→ **Task**: Copy out the listing that follows, exactly, without its pictures.
---
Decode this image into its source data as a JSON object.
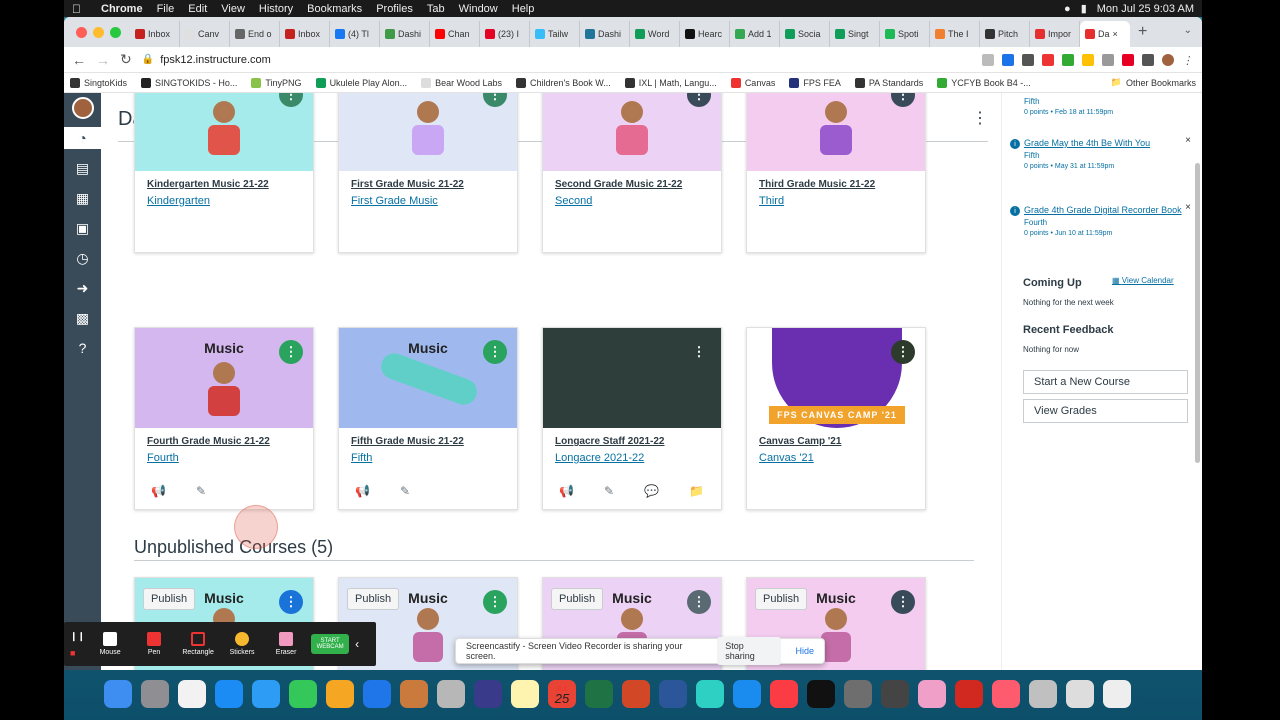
{
  "os": {
    "menubar": {
      "app": "Chrome",
      "items": [
        "File",
        "Edit",
        "View",
        "History",
        "Bookmarks",
        "Profiles",
        "Tab",
        "Window",
        "Help"
      ],
      "datetime": "Mon Jul 25  9:03 AM"
    }
  },
  "browser": {
    "tabs": [
      "Inbox",
      "Canv",
      "End o",
      "Inbox",
      "(4) Tl",
      "Dashi",
      "Chan",
      "(23) I",
      "Tailw",
      "Dashi",
      "Word",
      "Hearc",
      "Add 1",
      "Socia",
      "Singt",
      "Spoti",
      "The I",
      "Pitch",
      "Impor",
      "Da"
    ],
    "tab_colors": [
      "#c5221f",
      "#e0e0e0",
      "#666",
      "#c5221f",
      "#1877f2",
      "#3f9b48",
      "#ff0000",
      "#e60023",
      "#38bdf8",
      "#21759b",
      "#0f9d58",
      "#111",
      "#34a853",
      "#0f9d58",
      "#0f9d58",
      "#1db954",
      "#f08030",
      "#333",
      "#e62e2e",
      "#e62e2e"
    ],
    "url": "fpsk12.instructure.com",
    "bookmarks": [
      "SingtoKids",
      "SINGTOKIDS - Ho...",
      "TinyPNG",
      "Ukulele Play Alon...",
      "Bear Wood Labs",
      "Children's Book W...",
      "IXL | Math, Langu...",
      "Canvas",
      "FPS FEA",
      "PA Standards",
      "YCFYB Book B4 -..."
    ],
    "other_bookmarks": "Other Bookmarks"
  },
  "page": {
    "title": "Dashboard",
    "published_courses": [
      {
        "name": "Kindergarten Music 21-22",
        "term": "Kindergarten",
        "color": "#a5ebeb",
        "dot": "#3a8a6a"
      },
      {
        "name": "First Grade Music 21-22",
        "term": "First Grade Music",
        "color": "#dfe6f5",
        "dot": "#3a8a6a"
      },
      {
        "name": "Second Grade Music 21-22",
        "term": "Second",
        "color": "#ecd3f5",
        "dot": "#394b58"
      },
      {
        "name": "Third Grade Music 21-22",
        "term": "Third",
        "color": "#f3ccf0",
        "dot": "#394b58"
      },
      {
        "name": "Fourth Grade Music 21-22",
        "term": "Fourth",
        "color": "#d5b7f0",
        "dot": "#2aa35f",
        "music": "Music"
      },
      {
        "name": "Fifth Grade Music 21-22",
        "term": "Fifth",
        "color": "#9fb9ef",
        "dot": "#2aa35f",
        "music": "Music"
      },
      {
        "name": "Longacre Staff 2021-22",
        "term": "Longacre 2021-22",
        "color": "#2e3e3a",
        "dot": "#2e3e3a"
      },
      {
        "name": "Canvas Camp '21",
        "term": "Canvas '21",
        "color": "#ffffff",
        "dot": "#2d3b2d",
        "camp": "FPS CANVAS CAMP '21"
      }
    ],
    "unpublished_heading": "Unpublished Courses (5)",
    "unpublished_courses": [
      {
        "music": "Music",
        "publish": "Publish",
        "color": "#a5ebeb",
        "dot": "#1a73d8"
      },
      {
        "music": "Music",
        "publish": "Publish",
        "color": "#dfe6f5",
        "dot": "#2aa35f"
      },
      {
        "music": "Music",
        "publish": "Publish",
        "color": "#ecd3f5",
        "dot": "#5a6a72"
      },
      {
        "music": "Music",
        "publish": "Publish",
        "color": "#f3ccf0",
        "dot": "#394b58"
      }
    ]
  },
  "sidebar": {
    "todo": [
      {
        "title": "Fifth",
        "course": "",
        "due": "0 points • Feb 18 at 11:59pm"
      },
      {
        "title": "Grade May the 4th Be With You",
        "course": "Fifth",
        "due": "0 points • May 31 at 11:59pm"
      },
      {
        "title": "Grade 4th Grade Digital Recorder Book",
        "course": "Fourth",
        "due": "0 points • Jun 10 at 11:59pm"
      }
    ],
    "coming_up": "Coming Up",
    "view_calendar": "View Calendar",
    "nothing_next_week": "Nothing for the next week",
    "recent_feedback": "Recent Feedback",
    "nothing_now": "Nothing for now",
    "start_course": "Start a New Course",
    "view_grades": "View Grades"
  },
  "overlay": {
    "annotate_tools": [
      "Mouse",
      "Pen",
      "Rectangle",
      "Stickers",
      "Eraser",
      "START WEBCAM"
    ],
    "share_message": "Screencastify - Screen Video Recorder is sharing your screen.",
    "stop_sharing": "Stop sharing",
    "hide": "Hide"
  },
  "dock": {
    "calendar_month": "JUL",
    "calendar_day": "25",
    "icon_colors": [
      "#3d8ef0",
      "#8e8e93",
      "#f2f2f2",
      "#1c8cf5",
      "#2d9cf4",
      "#34c759",
      "#f5a623",
      "#1f76e8",
      "#c97a3c",
      "#b7b7b7",
      "#3a3a8a",
      "#fff3b0",
      "#e84335",
      "#1f7244",
      "#d24726",
      "#2b579a",
      "#2ed0c4",
      "#1a8cf0",
      "#fc3c44",
      "#111",
      "#6e6e6e",
      "#444",
      "#f0a0c8",
      "#d1281f",
      "#ff5b6e",
      "#c0c0c0",
      "#ddd",
      "#eee"
    ]
  }
}
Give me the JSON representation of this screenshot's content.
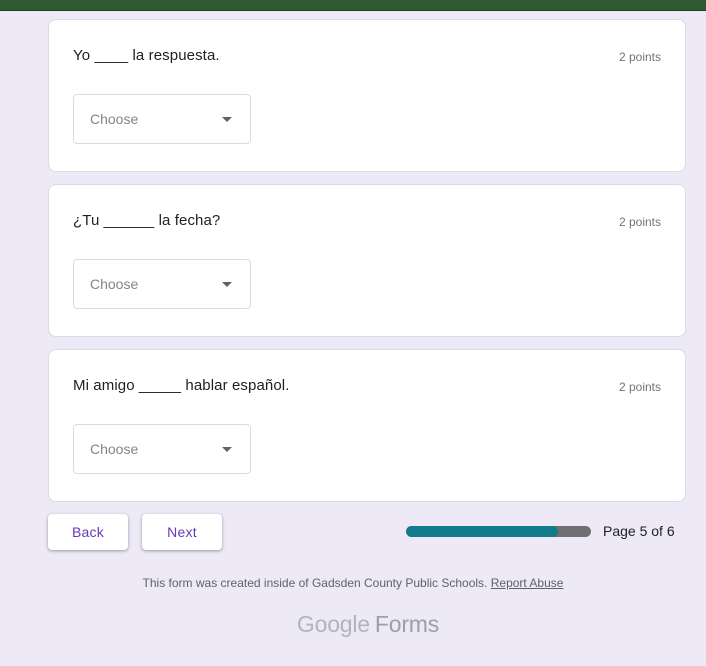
{
  "questions": [
    {
      "text": "Yo ____ la respuesta.",
      "points": "2 points",
      "placeholder": "Choose"
    },
    {
      "text": "¿Tu ______ la fecha?",
      "points": "2 points",
      "placeholder": "Choose"
    },
    {
      "text": "Mi amigo _____ hablar español.",
      "points": "2 points",
      "placeholder": "Choose"
    }
  ],
  "nav": {
    "back_label": "Back",
    "next_label": "Next"
  },
  "progress": {
    "fraction": 0.82,
    "label": "Page 5 of 6",
    "fill_color": "#137c8b"
  },
  "footer": {
    "note": "This form was created inside of Gadsden County Public Schools.",
    "report_link": "Report Abuse",
    "logo_google": "Google",
    "logo_forms": "Forms"
  },
  "colors": {
    "accent": "#673ab7",
    "background": "#ede9f7",
    "header_bar": "#2e5a2f"
  }
}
---
→ **Solution for this task**:
Decode this image into its source data as a JSON object.
{
  "os": {
    "menubar": {
      "app": "Chrome",
      "items": [
        "File",
        "Edit",
        "View",
        "History",
        "Bookmarks",
        "Profiles",
        "Tab",
        "Window",
        "Help"
      ],
      "datetime": "Mon Jul 25  9:03 AM"
    }
  },
  "browser": {
    "tabs": [
      "Inbox",
      "Canv",
      "End o",
      "Inbox",
      "(4) Tl",
      "Dashi",
      "Chan",
      "(23) I",
      "Tailw",
      "Dashi",
      "Word",
      "Hearc",
      "Add 1",
      "Socia",
      "Singt",
      "Spoti",
      "The I",
      "Pitch",
      "Impor",
      "Da"
    ],
    "tab_colors": [
      "#c5221f",
      "#e0e0e0",
      "#666",
      "#c5221f",
      "#1877f2",
      "#3f9b48",
      "#ff0000",
      "#e60023",
      "#38bdf8",
      "#21759b",
      "#0f9d58",
      "#111",
      "#34a853",
      "#0f9d58",
      "#0f9d58",
      "#1db954",
      "#f08030",
      "#333",
      "#e62e2e",
      "#e62e2e"
    ],
    "url": "fpsk12.instructure.com",
    "bookmarks": [
      "SingtoKids",
      "SINGTOKIDS - Ho...",
      "TinyPNG",
      "Ukulele Play Alon...",
      "Bear Wood Labs",
      "Children's Book W...",
      "IXL | Math, Langu...",
      "Canvas",
      "FPS FEA",
      "PA Standards",
      "YCFYB Book B4 -..."
    ],
    "other_bookmarks": "Other Bookmarks"
  },
  "page": {
    "title": "Dashboard",
    "published_courses": [
      {
        "name": "Kindergarten Music 21-22",
        "term": "Kindergarten",
        "color": "#a5ebeb",
        "dot": "#3a8a6a"
      },
      {
        "name": "First Grade Music 21-22",
        "term": "First Grade Music",
        "color": "#dfe6f5",
        "dot": "#3a8a6a"
      },
      {
        "name": "Second Grade Music 21-22",
        "term": "Second",
        "color": "#ecd3f5",
        "dot": "#394b58"
      },
      {
        "name": "Third Grade Music 21-22",
        "term": "Third",
        "color": "#f3ccf0",
        "dot": "#394b58"
      },
      {
        "name": "Fourth Grade Music 21-22",
        "term": "Fourth",
        "color": "#d5b7f0",
        "dot": "#2aa35f",
        "music": "Music"
      },
      {
        "name": "Fifth Grade Music 21-22",
        "term": "Fifth",
        "color": "#9fb9ef",
        "dot": "#2aa35f",
        "music": "Music"
      },
      {
        "name": "Longacre Staff 2021-22",
        "term": "Longacre 2021-22",
        "color": "#2e3e3a",
        "dot": "#2e3e3a"
      },
      {
        "name": "Canvas Camp '21",
        "term": "Canvas '21",
        "color": "#ffffff",
        "dot": "#2d3b2d",
        "camp": "FPS CANVAS CAMP '21"
      }
    ],
    "unpublished_heading": "Unpublished Courses (5)",
    "unpublished_courses": [
      {
        "music": "Music",
        "publish": "Publish",
        "color": "#a5ebeb",
        "dot": "#1a73d8"
      },
      {
        "music": "Music",
        "publish": "Publish",
        "color": "#dfe6f5",
        "dot": "#2aa35f"
      },
      {
        "music": "Music",
        "publish": "Publish",
        "color": "#ecd3f5",
        "dot": "#5a6a72"
      },
      {
        "music": "Music",
        "publish": "Publish",
        "color": "#f3ccf0",
        "dot": "#394b58"
      }
    ]
  },
  "sidebar": {
    "todo": [
      {
        "title": "Fifth",
        "course": "",
        "due": "0 points • Feb 18 at 11:59pm"
      },
      {
        "title": "Grade May the 4th Be With You",
        "course": "Fifth",
        "due": "0 points • May 31 at 11:59pm"
      },
      {
        "title": "Grade 4th Grade Digital Recorder Book",
        "course": "Fourth",
        "due": "0 points • Jun 10 at 11:59pm"
      }
    ],
    "coming_up": "Coming Up",
    "view_calendar": "View Calendar",
    "nothing_next_week": "Nothing for the next week",
    "recent_feedback": "Recent Feedback",
    "nothing_now": "Nothing for now",
    "start_course": "Start a New Course",
    "view_grades": "View Grades"
  },
  "overlay": {
    "annotate_tools": [
      "Mouse",
      "Pen",
      "Rectangle",
      "Stickers",
      "Eraser",
      "START WEBCAM"
    ],
    "share_message": "Screencastify - Screen Video Recorder is sharing your screen.",
    "stop_sharing": "Stop sharing",
    "hide": "Hide"
  },
  "dock": {
    "calendar_month": "JUL",
    "calendar_day": "25",
    "icon_colors": [
      "#3d8ef0",
      "#8e8e93",
      "#f2f2f2",
      "#1c8cf5",
      "#2d9cf4",
      "#34c759",
      "#f5a623",
      "#1f76e8",
      "#c97a3c",
      "#b7b7b7",
      "#3a3a8a",
      "#fff3b0",
      "#e84335",
      "#1f7244",
      "#d24726",
      "#2b579a",
      "#2ed0c4",
      "#1a8cf0",
      "#fc3c44",
      "#111",
      "#6e6e6e",
      "#444",
      "#f0a0c8",
      "#d1281f",
      "#ff5b6e",
      "#c0c0c0",
      "#ddd",
      "#eee"
    ]
  }
}
Give me the JSON representation of this screenshot's content.
{
  "questions": [
    {
      "text": "Yo ____ la respuesta.",
      "points": "2 points",
      "placeholder": "Choose"
    },
    {
      "text": "¿Tu ______ la fecha?",
      "points": "2 points",
      "placeholder": "Choose"
    },
    {
      "text": "Mi amigo _____ hablar español.",
      "points": "2 points",
      "placeholder": "Choose"
    }
  ],
  "nav": {
    "back_label": "Back",
    "next_label": "Next"
  },
  "progress": {
    "fraction": 0.82,
    "label": "Page 5 of 6",
    "fill_color": "#137c8b"
  },
  "footer": {
    "note": "This form was created inside of Gadsden County Public Schools.",
    "report_link": "Report Abuse",
    "logo_google": "Google",
    "logo_forms": "Forms"
  },
  "colors": {
    "accent": "#673ab7",
    "background": "#ede9f7",
    "header_bar": "#2e5a2f"
  }
}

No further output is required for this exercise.